● Task statement: List every line below containing "JSON".
start
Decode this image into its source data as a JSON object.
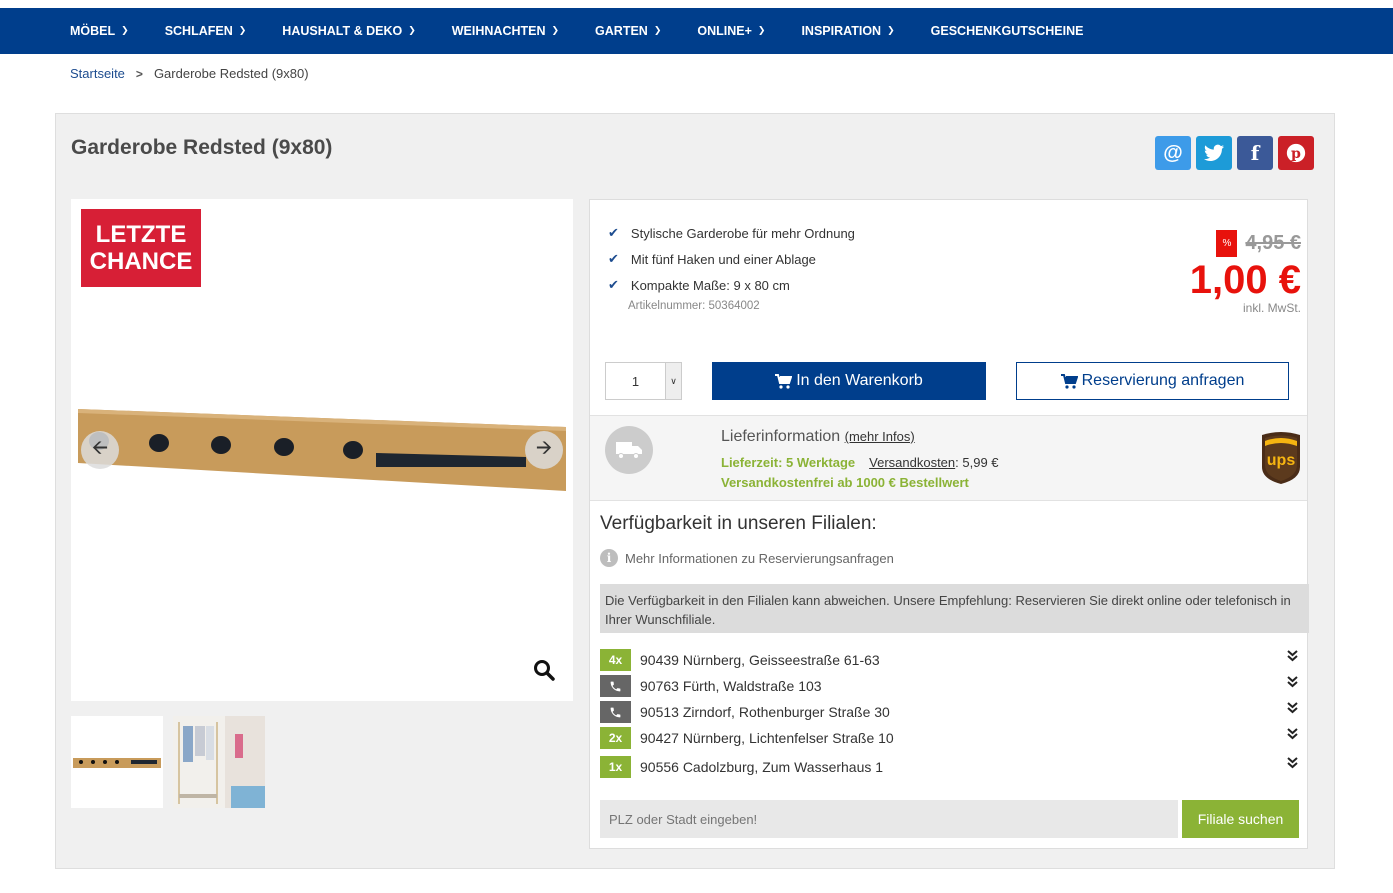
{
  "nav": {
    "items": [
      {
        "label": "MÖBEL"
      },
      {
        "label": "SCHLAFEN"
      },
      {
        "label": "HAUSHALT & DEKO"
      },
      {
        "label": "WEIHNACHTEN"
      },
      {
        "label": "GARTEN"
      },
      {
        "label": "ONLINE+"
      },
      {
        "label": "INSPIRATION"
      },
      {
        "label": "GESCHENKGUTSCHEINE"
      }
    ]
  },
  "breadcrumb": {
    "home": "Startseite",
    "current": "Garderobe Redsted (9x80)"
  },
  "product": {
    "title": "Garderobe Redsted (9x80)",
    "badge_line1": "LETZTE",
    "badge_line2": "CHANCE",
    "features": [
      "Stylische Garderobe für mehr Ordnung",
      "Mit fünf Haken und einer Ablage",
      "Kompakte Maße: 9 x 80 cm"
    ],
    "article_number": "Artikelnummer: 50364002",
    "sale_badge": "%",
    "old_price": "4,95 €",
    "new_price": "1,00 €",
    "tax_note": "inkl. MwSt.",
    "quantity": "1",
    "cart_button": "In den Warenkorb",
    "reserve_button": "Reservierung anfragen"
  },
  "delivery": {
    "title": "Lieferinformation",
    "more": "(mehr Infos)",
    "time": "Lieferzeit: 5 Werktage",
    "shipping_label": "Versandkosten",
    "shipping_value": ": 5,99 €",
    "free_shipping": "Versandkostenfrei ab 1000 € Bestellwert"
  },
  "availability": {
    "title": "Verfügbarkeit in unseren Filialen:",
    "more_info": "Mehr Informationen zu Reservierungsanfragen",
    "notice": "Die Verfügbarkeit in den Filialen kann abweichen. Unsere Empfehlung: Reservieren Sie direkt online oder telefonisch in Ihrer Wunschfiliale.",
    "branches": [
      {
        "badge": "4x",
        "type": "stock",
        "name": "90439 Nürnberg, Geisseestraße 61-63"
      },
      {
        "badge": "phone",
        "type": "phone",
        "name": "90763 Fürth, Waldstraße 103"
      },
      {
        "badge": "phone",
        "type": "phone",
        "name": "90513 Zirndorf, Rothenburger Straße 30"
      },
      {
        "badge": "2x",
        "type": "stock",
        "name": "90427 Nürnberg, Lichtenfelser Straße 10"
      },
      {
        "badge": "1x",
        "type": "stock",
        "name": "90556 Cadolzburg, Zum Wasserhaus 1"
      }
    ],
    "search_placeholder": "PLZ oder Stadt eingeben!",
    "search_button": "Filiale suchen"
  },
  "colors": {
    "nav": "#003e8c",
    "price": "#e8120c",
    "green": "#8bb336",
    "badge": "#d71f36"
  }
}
end
start
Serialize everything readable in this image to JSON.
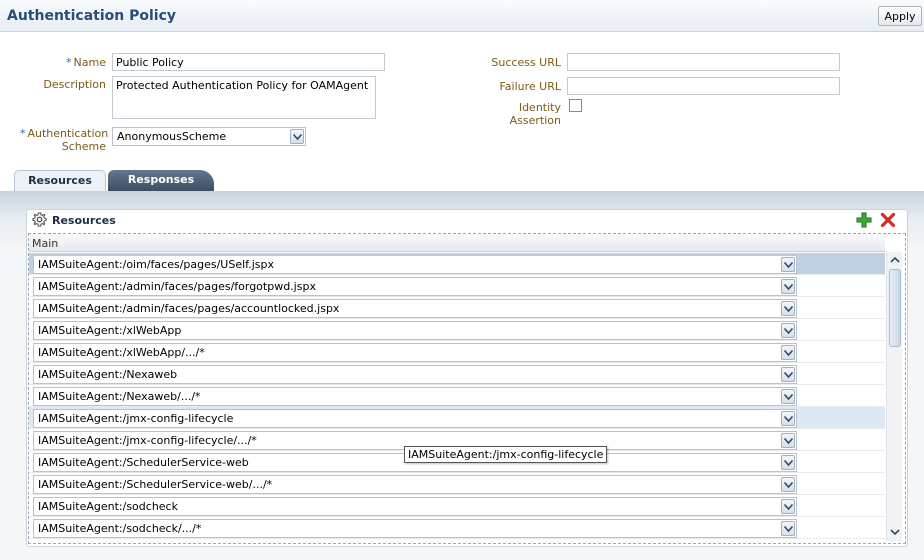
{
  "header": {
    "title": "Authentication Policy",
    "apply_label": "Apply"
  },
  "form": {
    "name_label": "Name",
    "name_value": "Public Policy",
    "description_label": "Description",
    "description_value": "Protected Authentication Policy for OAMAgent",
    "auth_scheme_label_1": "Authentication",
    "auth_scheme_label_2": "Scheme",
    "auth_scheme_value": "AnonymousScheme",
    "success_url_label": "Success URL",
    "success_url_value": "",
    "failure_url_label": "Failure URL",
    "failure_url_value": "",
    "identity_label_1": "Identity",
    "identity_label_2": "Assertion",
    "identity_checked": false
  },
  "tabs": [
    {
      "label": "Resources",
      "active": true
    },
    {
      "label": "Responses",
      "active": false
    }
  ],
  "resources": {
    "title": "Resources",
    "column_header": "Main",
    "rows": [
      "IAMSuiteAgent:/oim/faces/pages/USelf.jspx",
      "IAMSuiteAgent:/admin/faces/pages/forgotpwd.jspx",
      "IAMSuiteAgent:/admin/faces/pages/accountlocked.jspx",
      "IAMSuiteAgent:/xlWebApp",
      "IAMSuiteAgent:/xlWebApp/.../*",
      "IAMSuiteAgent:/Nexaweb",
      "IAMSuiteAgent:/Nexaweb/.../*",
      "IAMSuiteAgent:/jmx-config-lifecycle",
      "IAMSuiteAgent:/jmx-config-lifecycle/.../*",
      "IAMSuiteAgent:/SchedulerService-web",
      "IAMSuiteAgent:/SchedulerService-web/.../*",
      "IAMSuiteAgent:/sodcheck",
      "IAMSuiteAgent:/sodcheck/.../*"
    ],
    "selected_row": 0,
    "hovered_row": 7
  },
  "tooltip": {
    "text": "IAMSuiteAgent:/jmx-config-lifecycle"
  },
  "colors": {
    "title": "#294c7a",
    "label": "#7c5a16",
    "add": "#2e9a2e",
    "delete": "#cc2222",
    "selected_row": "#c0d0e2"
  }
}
end
start
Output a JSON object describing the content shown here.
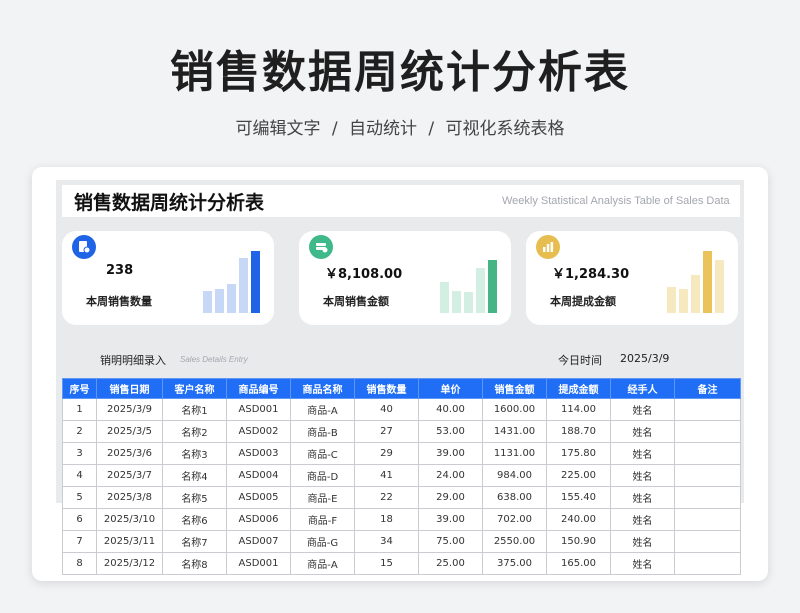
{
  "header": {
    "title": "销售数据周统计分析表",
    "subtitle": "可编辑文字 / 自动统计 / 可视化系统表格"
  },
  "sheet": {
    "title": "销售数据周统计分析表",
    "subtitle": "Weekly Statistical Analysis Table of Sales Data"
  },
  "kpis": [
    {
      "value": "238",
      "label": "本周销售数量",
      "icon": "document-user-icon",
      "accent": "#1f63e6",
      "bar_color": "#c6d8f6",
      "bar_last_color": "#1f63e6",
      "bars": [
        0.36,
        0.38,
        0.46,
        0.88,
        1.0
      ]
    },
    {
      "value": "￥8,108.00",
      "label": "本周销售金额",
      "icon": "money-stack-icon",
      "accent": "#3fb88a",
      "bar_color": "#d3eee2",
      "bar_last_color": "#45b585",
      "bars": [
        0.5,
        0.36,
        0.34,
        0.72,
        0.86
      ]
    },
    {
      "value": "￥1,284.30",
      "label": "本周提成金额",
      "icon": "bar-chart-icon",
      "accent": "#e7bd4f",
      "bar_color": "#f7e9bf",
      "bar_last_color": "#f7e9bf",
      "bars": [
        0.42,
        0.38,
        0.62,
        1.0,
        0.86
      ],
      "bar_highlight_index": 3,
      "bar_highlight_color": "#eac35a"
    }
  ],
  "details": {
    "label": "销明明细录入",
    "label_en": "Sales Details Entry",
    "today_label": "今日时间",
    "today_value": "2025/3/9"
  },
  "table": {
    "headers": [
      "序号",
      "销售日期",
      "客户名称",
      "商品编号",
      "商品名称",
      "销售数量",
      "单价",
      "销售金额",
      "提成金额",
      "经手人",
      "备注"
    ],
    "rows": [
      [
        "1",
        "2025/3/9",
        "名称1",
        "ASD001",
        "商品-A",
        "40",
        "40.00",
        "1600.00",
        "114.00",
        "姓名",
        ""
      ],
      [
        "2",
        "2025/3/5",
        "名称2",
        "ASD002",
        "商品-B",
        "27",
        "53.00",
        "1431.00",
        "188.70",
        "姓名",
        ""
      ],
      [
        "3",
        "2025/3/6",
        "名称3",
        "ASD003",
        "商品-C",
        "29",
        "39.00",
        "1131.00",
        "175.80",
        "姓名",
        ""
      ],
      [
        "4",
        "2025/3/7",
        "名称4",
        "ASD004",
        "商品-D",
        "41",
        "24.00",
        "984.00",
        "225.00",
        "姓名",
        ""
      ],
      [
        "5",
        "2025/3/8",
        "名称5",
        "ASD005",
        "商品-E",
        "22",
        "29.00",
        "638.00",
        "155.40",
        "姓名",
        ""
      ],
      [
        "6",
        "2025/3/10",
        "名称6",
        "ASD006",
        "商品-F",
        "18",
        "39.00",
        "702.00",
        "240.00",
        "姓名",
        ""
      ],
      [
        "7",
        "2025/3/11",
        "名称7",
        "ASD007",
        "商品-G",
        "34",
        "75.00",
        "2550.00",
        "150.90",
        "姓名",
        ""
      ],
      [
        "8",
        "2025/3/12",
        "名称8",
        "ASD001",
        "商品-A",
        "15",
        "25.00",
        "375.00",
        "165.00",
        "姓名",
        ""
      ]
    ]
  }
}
end
● Solution:
Decode this image into its source data as a JSON object.
Serialize everything readable in this image to JSON.
Output a JSON object describing the content shown here.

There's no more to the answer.